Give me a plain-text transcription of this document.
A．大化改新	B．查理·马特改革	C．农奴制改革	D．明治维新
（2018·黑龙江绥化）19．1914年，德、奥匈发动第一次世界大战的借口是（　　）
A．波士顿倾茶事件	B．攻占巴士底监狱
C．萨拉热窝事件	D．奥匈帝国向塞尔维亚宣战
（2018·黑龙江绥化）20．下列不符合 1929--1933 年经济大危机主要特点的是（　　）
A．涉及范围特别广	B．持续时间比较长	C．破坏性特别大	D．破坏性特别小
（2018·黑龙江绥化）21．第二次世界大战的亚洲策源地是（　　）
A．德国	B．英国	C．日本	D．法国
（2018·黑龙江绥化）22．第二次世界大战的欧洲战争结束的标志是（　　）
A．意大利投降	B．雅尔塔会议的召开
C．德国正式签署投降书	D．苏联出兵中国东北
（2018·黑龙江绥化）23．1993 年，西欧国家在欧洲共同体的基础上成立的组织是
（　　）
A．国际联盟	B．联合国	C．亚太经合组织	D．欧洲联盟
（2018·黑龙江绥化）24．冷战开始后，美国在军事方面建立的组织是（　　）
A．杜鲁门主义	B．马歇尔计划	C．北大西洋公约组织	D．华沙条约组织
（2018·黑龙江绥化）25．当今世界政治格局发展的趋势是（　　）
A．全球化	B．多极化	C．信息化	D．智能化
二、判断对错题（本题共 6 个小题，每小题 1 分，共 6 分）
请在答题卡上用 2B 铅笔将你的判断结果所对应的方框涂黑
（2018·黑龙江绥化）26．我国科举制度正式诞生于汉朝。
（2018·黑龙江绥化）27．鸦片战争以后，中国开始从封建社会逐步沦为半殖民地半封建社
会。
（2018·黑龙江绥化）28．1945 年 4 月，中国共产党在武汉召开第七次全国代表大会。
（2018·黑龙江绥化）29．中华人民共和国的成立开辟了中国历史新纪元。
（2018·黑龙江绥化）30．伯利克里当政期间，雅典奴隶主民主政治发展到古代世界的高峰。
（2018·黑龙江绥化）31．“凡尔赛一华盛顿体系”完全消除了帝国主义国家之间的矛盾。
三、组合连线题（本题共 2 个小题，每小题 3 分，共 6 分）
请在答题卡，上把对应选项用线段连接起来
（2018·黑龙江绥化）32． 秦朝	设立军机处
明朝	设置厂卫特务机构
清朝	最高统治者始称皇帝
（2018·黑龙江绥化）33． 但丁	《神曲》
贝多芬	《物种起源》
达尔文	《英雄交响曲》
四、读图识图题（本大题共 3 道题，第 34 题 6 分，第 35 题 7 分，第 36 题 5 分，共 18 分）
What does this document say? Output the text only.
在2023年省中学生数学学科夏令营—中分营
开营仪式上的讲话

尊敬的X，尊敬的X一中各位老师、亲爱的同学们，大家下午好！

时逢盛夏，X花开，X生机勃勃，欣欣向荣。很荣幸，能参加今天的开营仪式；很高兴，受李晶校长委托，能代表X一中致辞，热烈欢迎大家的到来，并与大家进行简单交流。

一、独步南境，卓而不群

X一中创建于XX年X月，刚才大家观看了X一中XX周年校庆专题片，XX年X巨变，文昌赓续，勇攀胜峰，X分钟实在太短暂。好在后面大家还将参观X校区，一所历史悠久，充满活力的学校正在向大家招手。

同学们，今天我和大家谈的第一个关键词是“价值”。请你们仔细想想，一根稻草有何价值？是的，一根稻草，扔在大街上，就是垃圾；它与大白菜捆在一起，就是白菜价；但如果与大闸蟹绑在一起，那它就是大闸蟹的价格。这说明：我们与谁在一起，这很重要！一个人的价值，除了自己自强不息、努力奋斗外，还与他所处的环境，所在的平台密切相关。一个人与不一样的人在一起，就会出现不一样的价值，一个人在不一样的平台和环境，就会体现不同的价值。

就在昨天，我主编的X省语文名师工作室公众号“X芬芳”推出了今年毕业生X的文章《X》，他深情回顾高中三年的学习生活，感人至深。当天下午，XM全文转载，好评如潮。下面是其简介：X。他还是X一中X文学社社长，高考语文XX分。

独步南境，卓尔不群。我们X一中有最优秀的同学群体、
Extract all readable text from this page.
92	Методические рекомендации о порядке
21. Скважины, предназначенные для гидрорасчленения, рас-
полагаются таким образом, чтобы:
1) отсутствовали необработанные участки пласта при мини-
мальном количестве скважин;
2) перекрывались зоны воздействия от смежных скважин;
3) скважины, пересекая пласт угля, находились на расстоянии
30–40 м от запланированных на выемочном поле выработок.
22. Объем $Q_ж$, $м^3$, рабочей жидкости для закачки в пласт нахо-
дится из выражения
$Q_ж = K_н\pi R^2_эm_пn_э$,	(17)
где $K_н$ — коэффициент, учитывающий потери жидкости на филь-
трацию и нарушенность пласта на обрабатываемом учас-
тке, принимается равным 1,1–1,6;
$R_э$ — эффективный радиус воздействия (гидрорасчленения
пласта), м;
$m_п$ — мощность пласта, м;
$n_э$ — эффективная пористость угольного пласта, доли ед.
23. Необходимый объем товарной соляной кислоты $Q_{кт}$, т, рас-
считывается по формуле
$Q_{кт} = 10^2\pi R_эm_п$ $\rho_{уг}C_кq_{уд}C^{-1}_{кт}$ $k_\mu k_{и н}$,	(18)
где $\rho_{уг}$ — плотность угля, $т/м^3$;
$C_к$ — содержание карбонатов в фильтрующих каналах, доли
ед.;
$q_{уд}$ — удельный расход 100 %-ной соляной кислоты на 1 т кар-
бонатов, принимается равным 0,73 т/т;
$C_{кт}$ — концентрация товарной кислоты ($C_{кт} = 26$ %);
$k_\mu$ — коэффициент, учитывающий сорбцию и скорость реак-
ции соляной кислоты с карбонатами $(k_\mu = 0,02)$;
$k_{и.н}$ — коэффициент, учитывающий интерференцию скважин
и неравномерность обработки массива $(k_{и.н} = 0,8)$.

* Exercise goal:
Repeat all entries. Match them exactly.

* Completed task:
Give me a plain-text transcription of this document.
A．大化改新	B．查理·马特改革	C．农奴制改革	D．明治维新
（2018·黑龙江绥化）19．1914年，德、奥匈发动第一次世界大战的借口是（　　）
A．波士顿倾茶事件	B．攻占巴士底监狱
C．萨拉热窝事件	D．奥匈帝国向塞尔维亚宣战
（2018·黑龙江绥化）20．下列不符合 1929--1933 年经济大危机主要特点的是（　　）
A．涉及范围特别广	B．持续时间比较长	C．破坏性特别大	D．破坏性特别小
（2018·黑龙江绥化）21．第二次世界大战的亚洲策源地是（　　）
A．德国	B．英国	C．日本	D．法国
（2018·黑龙江绥化）22．第二次世界大战的欧洲战争结束的标志是（　　）
A．意大利投降	B．雅尔塔会议的召开
C．德国正式签署投降书	D．苏联出兵中国东北
（2018·黑龙江绥化）23．1993 年，西欧国家在欧洲共同体的基础上成立的组织是
（　　）
A．国际联盟	B．联合国	C．亚太经合组织	D．欧洲联盟
（2018·黑龙江绥化）24．冷战开始后，美国在军事方面建立的组织是（　　）
A．杜鲁门主义	B．马歇尔计划	C．北大西洋公约组织	D．华沙条约组织
（2018·黑龙江绥化）25．当今世界政治格局发展的趋势是（　　）
A．全球化	B．多极化	C．信息化	D．智能化
二、判断对错题（本题共 6 个小题，每小题 1 分，共 6 分）
请在答题卡上用 2B 铅笔将你的判断结果所对应的方框涂黑
（2018·黑龙江绥化）26．我国科举制度正式诞生于汉朝。
（2018·黑龙江绥化）27．鸦片战争以后，中国开始从封建社会逐步沦为半殖民地半封建社
会。
（2018·黑龙江绥化）28．1945 年 4 月，中国共产党在武汉召开第七次全国代表大会。
（2018·黑龙江绥化）29．中华人民共和国的成立开辟了中国历史新纪元。
（2018·黑龙江绥化）30．伯利克里当政期间，雅典奴隶主民主政治发展到古代世界的高峰。
（2018·黑龙江绥化）31．“凡尔赛一华盛顿体系”完全消除了帝国主义国家之间的矛盾。
三、组合连线题（本题共 2 个小题，每小题 3 分，共 6 分）
请在答题卡，上把对应选项用线段连接起来
（2018·黑龙江绥化）32． 秦朝	设立军机处
明朝	设置厂卫特务机构
清朝	最高统治者始称皇帝
（2018·黑龙江绥化）33． 但丁	《神曲》
贝多芬	《物种起源》
达尔文	《英雄交响曲》
四、读图识图题（本大题共 3 道题，第 34 题 6 分，第 35 题 7 分，第 36 题 5 分，共 18 分）
What does this document say? Output the text only.
在2023年省中学生数学学科夏令营—中分营
开营仪式上的讲话

尊敬的X，尊敬的X一中各位老师、亲爱的同学们，大家下午好！

时逢盛夏，X花开，X生机勃勃，欣欣向荣。很荣幸，能参加今天的开营仪式；很高兴，受李晶校长委托，能代表X一中致辞，热烈欢迎大家的到来，并与大家进行简单交流。

一、独步南境，卓而不群

X一中创建于XX年X月，刚才大家观看了X一中XX周年校庆专题片，XX年X巨变，文昌赓续，勇攀胜峰，X分钟实在太短暂。好在后面大家还将参观X校区，一所历史悠久，充满活力的学校正在向大家招手。

同学们，今天我和大家谈的第一个关键词是“价值”。请你们仔细想想，一根稻草有何价值？是的，一根稻草，扔在大街上，就是垃圾；它与大白菜捆在一起，就是白菜价；但如果与大闸蟹绑在一起，那它就是大闸蟹的价格。这说明：我们与谁在一起，这很重要！一个人的价值，除了自己自强不息、努力奋斗外，还与他所处的环境，所在的平台密切相关。一个人与不一样的人在一起，就会出现不一样的价值，一个人在不一样的平台和环境，就会体现不同的价值。

就在昨天，我主编的X省语文名师工作室公众号“X芬芳”推出了今年毕业生X的文章《X》，他深情回顾高中三年的学习生活，感人至深。当天下午，XM全文转载，好评如潮。下面是其简介：X。他还是X一中X文学社社长，高考语文XX分。

独步南境，卓尔不群。我们X一中有最优秀的同学群体、
Extract all readable text from this page.
92	Методические рекомендации о порядке
21. Скважины, предназначенные для гидрорасчленения, рас-
полагаются таким образом, чтобы:
1) отсутствовали необработанные участки пласта при мини-
мальном количестве скважин;
2) перекрывались зоны воздействия от смежных скважин;
3) скважины, пересекая пласт угля, находились на расстоянии
30–40 м от запланированных на выемочном поле выработок.
22. Объем $Q_ж$, $м^3$, рабочей жидкости для закачки в пласт нахо-
дится из выражения
$Q_ж = K_н\pi R^2_эm_пn_э$,	(17)
где $K_н$ — коэффициент, учитывающий потери жидкости на филь-
трацию и нарушенность пласта на обрабатываемом учас-
тке, принимается равным 1,1–1,6;
$R_э$ — эффективный радиус воздействия (гидрорасчленения
пласта), м;
$m_п$ — мощность пласта, м;
$n_э$ — эффективная пористость угольного пласта, доли ед.
23. Необходимый объем товарной соляной кислоты $Q_{кт}$, т, рас-
считывается по формуле
$Q_{кт} = 10^2\pi R_эm_п$ $\rho_{уг}C_кq_{уд}C^{-1}_{кт}$ $k_\mu k_{и н}$,	(18)
где $\rho_{уг}$ — плотность угля, $т/м^3$;
$C_к$ — содержание карбонатов в фильтрующих каналах, доли
ед.;
$q_{уд}$ — удельный расход 100 %-ной соляной кислоты на 1 т кар-
бонатов, принимается равным 0,73 т/т;
$C_{кт}$ — концентрация товарной кислоты ($C_{кт} = 26$ %);
$k_\mu$ — коэффициент, учитывающий сорбцию и скорость реак-
ции соляной кислоты с карбонатами $(k_\mu = 0,02)$;
$k_{и.н}$ — коэффициент, учитывающий интерференцию скважин
и неравномерность обработки массива $(k_{и.н} = 0,8)$.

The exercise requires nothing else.